■ Records provided
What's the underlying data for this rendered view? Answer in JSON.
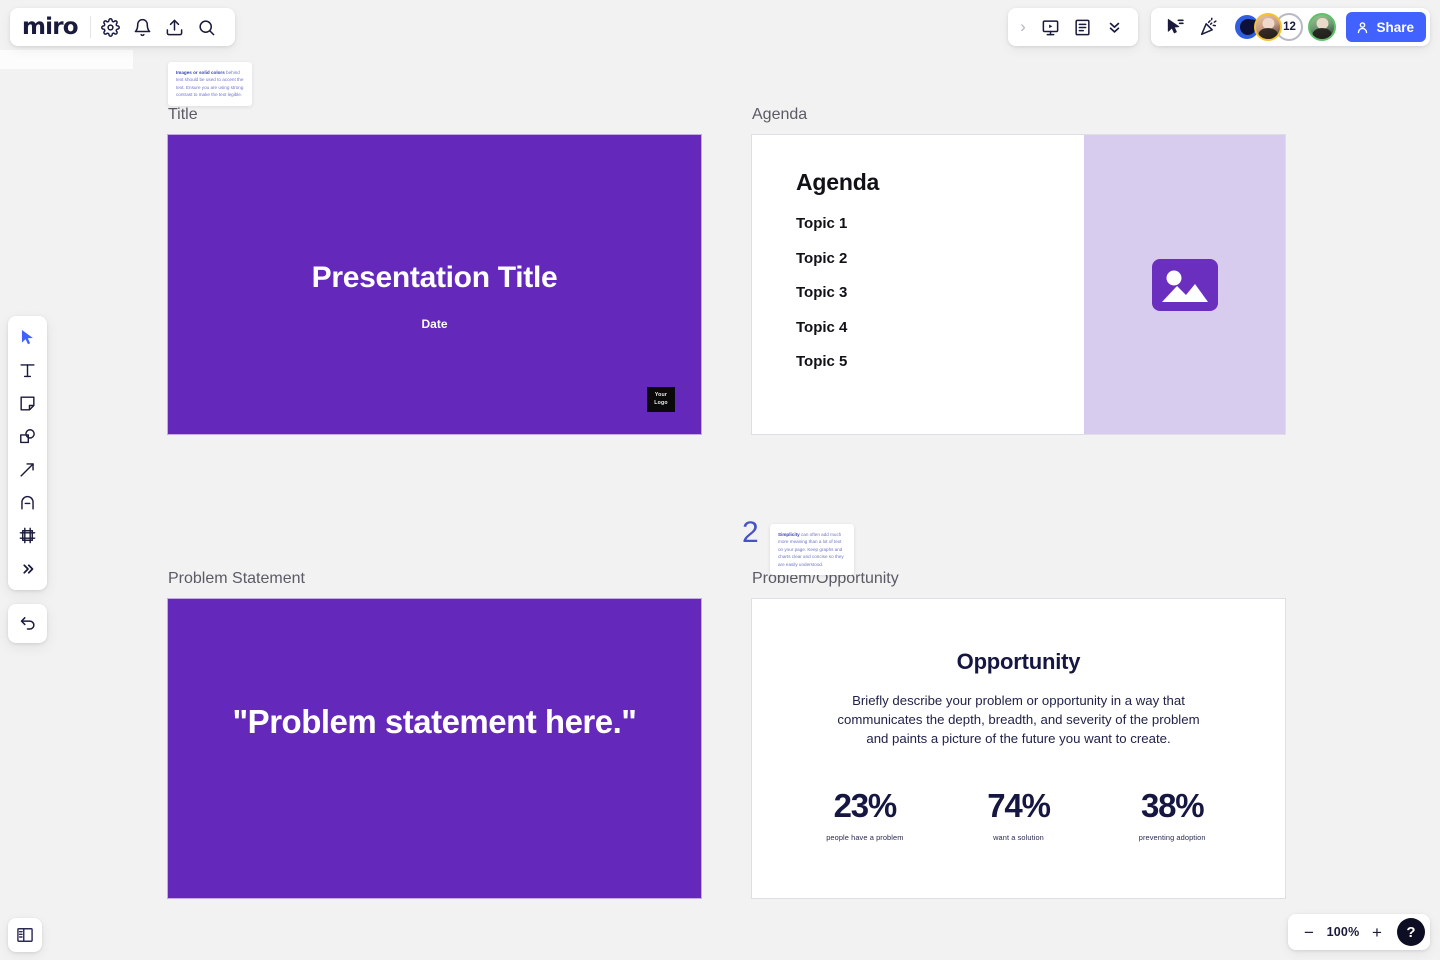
{
  "app": {
    "name": "miro",
    "canvas_background": "#f2f2f2"
  },
  "header": {
    "logo_text": "miro",
    "left_icons": [
      {
        "name": "settings-gear-icon",
        "label": "Settings"
      },
      {
        "name": "notifications-bell-icon",
        "label": "Notifications"
      },
      {
        "name": "upload-icon",
        "label": "Upload"
      },
      {
        "name": "search-icon",
        "label": "Search"
      }
    ],
    "center_group": {
      "expand_label": "›",
      "icons": [
        {
          "name": "presentation-icon",
          "label": "Presentation mode"
        },
        {
          "name": "notes-icon",
          "label": "Notes"
        },
        {
          "name": "chevrons-down-icon",
          "label": "More"
        }
      ]
    },
    "right_group": {
      "icons": [
        {
          "name": "cursor-share-icon",
          "label": "Bring to me"
        },
        {
          "name": "celebrate-icon",
          "label": "Celebrate"
        }
      ],
      "avatars": [
        {
          "name": "avatar-brand",
          "type": "logo",
          "color": "#2f5fe0"
        },
        {
          "name": "avatar-user-1",
          "type": "photo",
          "ring_color": "#f4c430"
        },
        {
          "name": "avatar-overflow-count",
          "type": "count",
          "count": "12"
        },
        {
          "name": "avatar-user-2",
          "type": "photo",
          "ring_color": "#5ec16a"
        }
      ],
      "share_button": {
        "label": "Share",
        "color": "#4262ff"
      }
    }
  },
  "left_toolbar": {
    "items": [
      {
        "name": "tool-select",
        "label": "Select",
        "active": true
      },
      {
        "name": "tool-text",
        "label": "Text"
      },
      {
        "name": "tool-sticky-note",
        "label": "Sticky note"
      },
      {
        "name": "tool-shapes",
        "label": "Shapes"
      },
      {
        "name": "tool-connector",
        "label": "Connection line"
      },
      {
        "name": "tool-pen",
        "label": "Pen"
      },
      {
        "name": "tool-frame",
        "label": "Frame"
      },
      {
        "name": "tool-more",
        "label": "More apps"
      }
    ],
    "undo": {
      "name": "undo-button",
      "label": "Undo"
    }
  },
  "bottom_left": {
    "panel_toggle": {
      "name": "toggle-panel-button",
      "label": "Open frames panel"
    }
  },
  "zoom_controls": {
    "zoom_out_label": "−",
    "zoom_level": "100%",
    "zoom_in_label": "+",
    "help_label": "?"
  },
  "frames": [
    {
      "id": "title",
      "label": "Title",
      "background": "#6429bb",
      "heading": "Presentation Title",
      "date": "Date",
      "logo_line1": "Your",
      "logo_line2": "Logo"
    },
    {
      "id": "agenda",
      "label": "Agenda",
      "heading": "Agenda",
      "topics": [
        "Topic 1",
        "Topic 2",
        "Topic 3",
        "Topic 4",
        "Topic 5"
      ],
      "panel_color": "#d8ccee",
      "image_placeholder": "image-placeholder-icon"
    },
    {
      "id": "problem",
      "label": "Problem Statement",
      "background": "#6429bb",
      "quote": "\"Problem statement here.\""
    },
    {
      "id": "opportunity",
      "label": "Problem/Opportunity",
      "heading": "Opportunity",
      "body": "Briefly describe your problem or opportunity in a way that communicates the depth, breadth, and severity of the problem and paints a picture of the future you want to create.",
      "stats": [
        {
          "value": "23%",
          "label": "people have a problem"
        },
        {
          "value": "74%",
          "label": "want a solution"
        },
        {
          "value": "38%",
          "label": "preventing adoption"
        }
      ]
    }
  ],
  "tips": [
    {
      "id": "tip-1",
      "lead": "Images or solid colors",
      "rest": " behind text should be used to accent the text. Ensure you are using strong contrast to make the text legible."
    },
    {
      "id": "tip-2",
      "number": "2",
      "lead": "Simplicity",
      "rest": " can often add much more meaning than a lot of text on your page. Keep graphs and charts clear and concise so they are easily understood."
    }
  ]
}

■ Exercise
In the entries above, count each line that holds "lead". Give the total and nothing else.

■ Solution to the problem
2